* EXERCISE DIRECTIONS
Please write out the material that follows, exactly as it stands.

(Data items)
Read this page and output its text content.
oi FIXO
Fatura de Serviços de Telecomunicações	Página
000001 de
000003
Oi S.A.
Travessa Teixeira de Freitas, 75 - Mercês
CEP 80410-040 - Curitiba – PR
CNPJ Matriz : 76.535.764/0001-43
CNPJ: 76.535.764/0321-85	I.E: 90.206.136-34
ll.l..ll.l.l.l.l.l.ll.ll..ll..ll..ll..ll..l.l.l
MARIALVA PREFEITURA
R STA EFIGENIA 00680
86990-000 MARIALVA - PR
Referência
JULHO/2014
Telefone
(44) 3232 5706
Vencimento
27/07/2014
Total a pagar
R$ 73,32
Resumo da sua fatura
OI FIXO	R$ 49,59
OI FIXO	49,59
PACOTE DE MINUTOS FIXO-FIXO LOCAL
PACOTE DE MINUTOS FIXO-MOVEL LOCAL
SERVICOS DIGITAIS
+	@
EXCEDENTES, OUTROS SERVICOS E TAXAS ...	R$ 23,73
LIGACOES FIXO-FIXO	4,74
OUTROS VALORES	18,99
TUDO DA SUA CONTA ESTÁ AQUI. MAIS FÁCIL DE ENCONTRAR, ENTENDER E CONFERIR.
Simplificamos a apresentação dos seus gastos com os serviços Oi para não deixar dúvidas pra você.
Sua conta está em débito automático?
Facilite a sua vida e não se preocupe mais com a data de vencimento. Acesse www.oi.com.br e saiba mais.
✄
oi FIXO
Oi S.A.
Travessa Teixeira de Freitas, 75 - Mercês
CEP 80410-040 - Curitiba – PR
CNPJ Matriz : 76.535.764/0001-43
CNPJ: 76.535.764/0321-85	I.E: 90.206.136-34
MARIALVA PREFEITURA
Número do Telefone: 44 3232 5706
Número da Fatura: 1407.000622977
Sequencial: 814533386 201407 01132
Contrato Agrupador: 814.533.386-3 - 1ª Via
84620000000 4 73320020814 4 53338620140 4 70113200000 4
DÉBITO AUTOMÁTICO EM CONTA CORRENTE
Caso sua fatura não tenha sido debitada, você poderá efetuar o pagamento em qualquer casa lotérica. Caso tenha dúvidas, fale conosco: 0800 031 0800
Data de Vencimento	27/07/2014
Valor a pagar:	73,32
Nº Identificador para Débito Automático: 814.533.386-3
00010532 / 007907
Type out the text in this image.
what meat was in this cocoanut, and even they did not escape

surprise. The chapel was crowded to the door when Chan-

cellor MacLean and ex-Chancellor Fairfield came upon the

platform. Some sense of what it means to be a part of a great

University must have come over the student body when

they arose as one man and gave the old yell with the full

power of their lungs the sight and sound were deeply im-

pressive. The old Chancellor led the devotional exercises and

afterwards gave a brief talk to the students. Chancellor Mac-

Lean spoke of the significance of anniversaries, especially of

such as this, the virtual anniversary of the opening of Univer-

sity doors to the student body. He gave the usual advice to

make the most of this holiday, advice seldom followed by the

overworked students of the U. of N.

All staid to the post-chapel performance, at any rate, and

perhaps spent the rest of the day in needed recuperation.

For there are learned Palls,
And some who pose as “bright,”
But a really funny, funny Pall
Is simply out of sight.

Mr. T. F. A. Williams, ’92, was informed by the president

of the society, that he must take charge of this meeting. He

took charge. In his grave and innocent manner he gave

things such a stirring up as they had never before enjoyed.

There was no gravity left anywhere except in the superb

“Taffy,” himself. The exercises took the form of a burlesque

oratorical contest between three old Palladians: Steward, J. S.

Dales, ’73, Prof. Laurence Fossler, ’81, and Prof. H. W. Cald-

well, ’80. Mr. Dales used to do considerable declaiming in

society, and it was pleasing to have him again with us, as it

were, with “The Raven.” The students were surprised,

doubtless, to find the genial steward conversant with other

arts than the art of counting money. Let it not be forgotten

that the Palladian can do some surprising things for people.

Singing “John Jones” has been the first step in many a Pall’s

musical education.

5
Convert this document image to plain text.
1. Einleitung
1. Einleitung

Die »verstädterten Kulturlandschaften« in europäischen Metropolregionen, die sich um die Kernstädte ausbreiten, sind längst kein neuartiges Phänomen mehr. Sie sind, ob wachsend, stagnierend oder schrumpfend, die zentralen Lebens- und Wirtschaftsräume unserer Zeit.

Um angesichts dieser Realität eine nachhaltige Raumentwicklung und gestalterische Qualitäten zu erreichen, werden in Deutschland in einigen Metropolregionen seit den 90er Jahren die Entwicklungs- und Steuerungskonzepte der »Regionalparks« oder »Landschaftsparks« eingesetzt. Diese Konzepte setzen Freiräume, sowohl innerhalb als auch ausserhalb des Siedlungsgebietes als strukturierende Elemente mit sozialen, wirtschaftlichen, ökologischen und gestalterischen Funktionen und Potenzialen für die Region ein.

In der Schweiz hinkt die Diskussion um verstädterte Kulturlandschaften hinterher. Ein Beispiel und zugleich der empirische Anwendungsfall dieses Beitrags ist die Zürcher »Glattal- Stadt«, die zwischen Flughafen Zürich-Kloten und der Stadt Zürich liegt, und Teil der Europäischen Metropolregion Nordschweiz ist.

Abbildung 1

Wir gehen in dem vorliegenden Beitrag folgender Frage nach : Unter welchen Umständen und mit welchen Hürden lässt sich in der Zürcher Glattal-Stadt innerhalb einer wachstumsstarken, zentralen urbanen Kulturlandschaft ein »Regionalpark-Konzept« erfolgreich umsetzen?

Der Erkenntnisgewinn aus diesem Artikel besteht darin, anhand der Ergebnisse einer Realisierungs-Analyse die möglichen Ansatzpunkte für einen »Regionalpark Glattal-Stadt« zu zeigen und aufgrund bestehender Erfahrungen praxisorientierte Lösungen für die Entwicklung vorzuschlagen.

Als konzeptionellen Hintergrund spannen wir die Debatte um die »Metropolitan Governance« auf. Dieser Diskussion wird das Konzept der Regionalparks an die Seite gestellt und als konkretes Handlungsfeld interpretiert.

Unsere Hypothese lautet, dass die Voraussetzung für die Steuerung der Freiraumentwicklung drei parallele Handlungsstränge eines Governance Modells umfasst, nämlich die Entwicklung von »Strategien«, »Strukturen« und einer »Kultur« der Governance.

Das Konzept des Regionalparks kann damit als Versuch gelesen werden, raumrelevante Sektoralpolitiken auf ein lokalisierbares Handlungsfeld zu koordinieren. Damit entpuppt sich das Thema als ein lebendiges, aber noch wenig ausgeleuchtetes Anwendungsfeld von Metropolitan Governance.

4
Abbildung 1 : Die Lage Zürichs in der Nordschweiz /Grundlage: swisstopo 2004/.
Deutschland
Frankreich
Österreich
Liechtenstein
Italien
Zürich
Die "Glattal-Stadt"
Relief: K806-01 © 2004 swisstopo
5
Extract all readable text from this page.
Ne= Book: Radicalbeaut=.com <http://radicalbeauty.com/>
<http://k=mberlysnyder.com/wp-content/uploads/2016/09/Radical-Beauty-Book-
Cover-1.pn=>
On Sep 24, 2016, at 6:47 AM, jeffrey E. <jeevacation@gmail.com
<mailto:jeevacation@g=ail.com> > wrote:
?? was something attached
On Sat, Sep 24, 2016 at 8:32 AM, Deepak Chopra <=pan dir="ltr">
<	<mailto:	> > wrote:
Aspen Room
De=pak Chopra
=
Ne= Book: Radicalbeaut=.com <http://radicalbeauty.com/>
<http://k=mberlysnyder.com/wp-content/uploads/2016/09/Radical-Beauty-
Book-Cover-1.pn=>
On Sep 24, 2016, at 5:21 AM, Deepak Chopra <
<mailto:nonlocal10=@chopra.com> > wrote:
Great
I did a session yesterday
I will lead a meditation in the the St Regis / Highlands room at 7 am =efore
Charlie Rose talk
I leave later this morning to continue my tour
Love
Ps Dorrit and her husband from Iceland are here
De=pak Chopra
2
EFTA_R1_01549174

* EXERCISE ANSWER
Read this page and output its text content.
oi FIXO
Fatura de Serviços de Telecomunicações	Página
000001 de
000003
Oi S.A.
Travessa Teixeira de Freitas, 75 - Mercês
CEP 80410-040 - Curitiba – PR
CNPJ Matriz : 76.535.764/0001-43
CNPJ: 76.535.764/0321-85	I.E: 90.206.136-34
ll.l..ll.l.l.l.l.l.ll.ll..ll..ll..ll..ll..l.l.l
MARIALVA PREFEITURA
R STA EFIGENIA 00680
86990-000 MARIALVA - PR
Referência
JULHO/2014
Telefone
(44) 3232 5706
Vencimento
27/07/2014
Total a pagar
R$ 73,32
Resumo da sua fatura
OI FIXO	R$ 49,59
OI FIXO	49,59
PACOTE DE MINUTOS FIXO-FIXO LOCAL
PACOTE DE MINUTOS FIXO-MOVEL LOCAL
SERVICOS DIGITAIS
+	@
EXCEDENTES, OUTROS SERVICOS E TAXAS ...	R$ 23,73
LIGACOES FIXO-FIXO	4,74
OUTROS VALORES	18,99
TUDO DA SUA CONTA ESTÁ AQUI. MAIS FÁCIL DE ENCONTRAR, ENTENDER E CONFERIR.
Simplificamos a apresentação dos seus gastos com os serviços Oi para não deixar dúvidas pra você.
Sua conta está em débito automático?
Facilite a sua vida e não se preocupe mais com a data de vencimento. Acesse www.oi.com.br e saiba mais.
✄
oi FIXO
Oi S.A.
Travessa Teixeira de Freitas, 75 - Mercês
CEP 80410-040 - Curitiba – PR
CNPJ Matriz : 76.535.764/0001-43
CNPJ: 76.535.764/0321-85	I.E: 90.206.136-34
MARIALVA PREFEITURA
Número do Telefone: 44 3232 5706
Número da Fatura: 1407.000622977
Sequencial: 814533386 201407 01132
Contrato Agrupador: 814.533.386-3 - 1ª Via
84620000000 4 73320020814 4 53338620140 4 70113200000 4
DÉBITO AUTOMÁTICO EM CONTA CORRENTE
Caso sua fatura não tenha sido debitada, você poderá efetuar o pagamento em qualquer casa lotérica. Caso tenha dúvidas, fale conosco: 0800 031 0800
Data de Vencimento	27/07/2014
Valor a pagar:	73,32
Nº Identificador para Débito Automático: 814.533.386-3
00010532 / 007907
Type out the text in this image.
what meat was in this cocoanut, and even they did not escape

surprise. The chapel was crowded to the door when Chan-

cellor MacLean and ex-Chancellor Fairfield came upon the

platform. Some sense of what it means to be a part of a great

University must have come over the student body when

they arose as one man and gave the old yell with the full

power of their lungs the sight and sound were deeply im-

pressive. The old Chancellor led the devotional exercises and

afterwards gave a brief talk to the students. Chancellor Mac-

Lean spoke of the significance of anniversaries, especially of

such as this, the virtual anniversary of the opening of Univer-

sity doors to the student body. He gave the usual advice to

make the most of this holiday, advice seldom followed by the

overworked students of the U. of N.

All staid to the post-chapel performance, at any rate, and

perhaps spent the rest of the day in needed recuperation.

For there are learned Palls,
And some who pose as “bright,”
But a really funny, funny Pall
Is simply out of sight.

Mr. T. F. A. Williams, ’92, was informed by the president

of the society, that he must take charge of this meeting. He

took charge. In his grave and innocent manner he gave

things such a stirring up as they had never before enjoyed.

There was no gravity left anywhere except in the superb

“Taffy,” himself. The exercises took the form of a burlesque

oratorical contest between three old Palladians: Steward, J. S.

Dales, ’73, Prof. Laurence Fossler, ’81, and Prof. H. W. Cald-

well, ’80. Mr. Dales used to do considerable declaiming in

society, and it was pleasing to have him again with us, as it

were, with “The Raven.” The students were surprised,

doubtless, to find the genial steward conversant with other

arts than the art of counting money. Let it not be forgotten

that the Palladian can do some surprising things for people.

Singing “John Jones” has been the first step in many a Pall’s

musical education.

5
Convert this document image to plain text.
1. Einleitung
1. Einleitung

Die »verstädterten Kulturlandschaften« in europäischen Metropolregionen, die sich um die Kernstädte ausbreiten, sind längst kein neuartiges Phänomen mehr. Sie sind, ob wachsend, stagnierend oder schrumpfend, die zentralen Lebens- und Wirtschaftsräume unserer Zeit.

Um angesichts dieser Realität eine nachhaltige Raumentwicklung und gestalterische Qualitäten zu erreichen, werden in Deutschland in einigen Metropolregionen seit den 90er Jahren die Entwicklungs- und Steuerungskonzepte der »Regionalparks« oder »Landschaftsparks« eingesetzt. Diese Konzepte setzen Freiräume, sowohl innerhalb als auch ausserhalb des Siedlungsgebietes als strukturierende Elemente mit sozialen, wirtschaftlichen, ökologischen und gestalterischen Funktionen und Potenzialen für die Region ein.

In der Schweiz hinkt die Diskussion um verstädterte Kulturlandschaften hinterher. Ein Beispiel und zugleich der empirische Anwendungsfall dieses Beitrags ist die Zürcher »Glattal- Stadt«, die zwischen Flughafen Zürich-Kloten und der Stadt Zürich liegt, und Teil der Europäischen Metropolregion Nordschweiz ist.

Abbildung 1

Wir gehen in dem vorliegenden Beitrag folgender Frage nach : Unter welchen Umständen und mit welchen Hürden lässt sich in der Zürcher Glattal-Stadt innerhalb einer wachstumsstarken, zentralen urbanen Kulturlandschaft ein »Regionalpark-Konzept« erfolgreich umsetzen?

Der Erkenntnisgewinn aus diesem Artikel besteht darin, anhand der Ergebnisse einer Realisierungs-Analyse die möglichen Ansatzpunkte für einen »Regionalpark Glattal-Stadt« zu zeigen und aufgrund bestehender Erfahrungen praxisorientierte Lösungen für die Entwicklung vorzuschlagen.

Als konzeptionellen Hintergrund spannen wir die Debatte um die »Metropolitan Governance« auf. Dieser Diskussion wird das Konzept der Regionalparks an die Seite gestellt und als konkretes Handlungsfeld interpretiert.

Unsere Hypothese lautet, dass die Voraussetzung für die Steuerung der Freiraumentwicklung drei parallele Handlungsstränge eines Governance Modells umfasst, nämlich die Entwicklung von »Strategien«, »Strukturen« und einer »Kultur« der Governance.

Das Konzept des Regionalparks kann damit als Versuch gelesen werden, raumrelevante Sektoralpolitiken auf ein lokalisierbares Handlungsfeld zu koordinieren. Damit entpuppt sich das Thema als ein lebendiges, aber noch wenig ausgeleuchtetes Anwendungsfeld von Metropolitan Governance.

4
Abbildung 1 : Die Lage Zürichs in der Nordschweiz /Grundlage: swisstopo 2004/.
Deutschland
Frankreich
Österreich
Liechtenstein
Italien
Zürich
Die "Glattal-Stadt"
Relief: K806-01 © 2004 swisstopo
5
Extract all readable text from this page.
Ne= Book: Radicalbeaut=.com <http://radicalbeauty.com/>
<http://k=mberlysnyder.com/wp-content/uploads/2016/09/Radical-Beauty-Book-
Cover-1.pn=>
On Sep 24, 2016, at 6:47 AM, jeffrey E. <jeevacation@gmail.com
<mailto:jeevacation@g=ail.com> > wrote:
?? was something attached
On Sat, Sep 24, 2016 at 8:32 AM, Deepak Chopra <=pan dir="ltr">
<	<mailto:	> > wrote:
Aspen Room
De=pak Chopra
=
Ne= Book: Radicalbeaut=.com <http://radicalbeauty.com/>
<http://k=mberlysnyder.com/wp-content/uploads/2016/09/Radical-Beauty-
Book-Cover-1.pn=>
On Sep 24, 2016, at 5:21 AM, Deepak Chopra <
<mailto:nonlocal10=@chopra.com> > wrote:
Great
I did a session yesterday
I will lead a meditation in the the St Regis / Highlands room at 7 am =efore
Charlie Rose talk
I leave later this morning to continue my tour
Love
Ps Dorrit and her husband from Iceland are here
De=pak Chopra
2
EFTA_R1_01549174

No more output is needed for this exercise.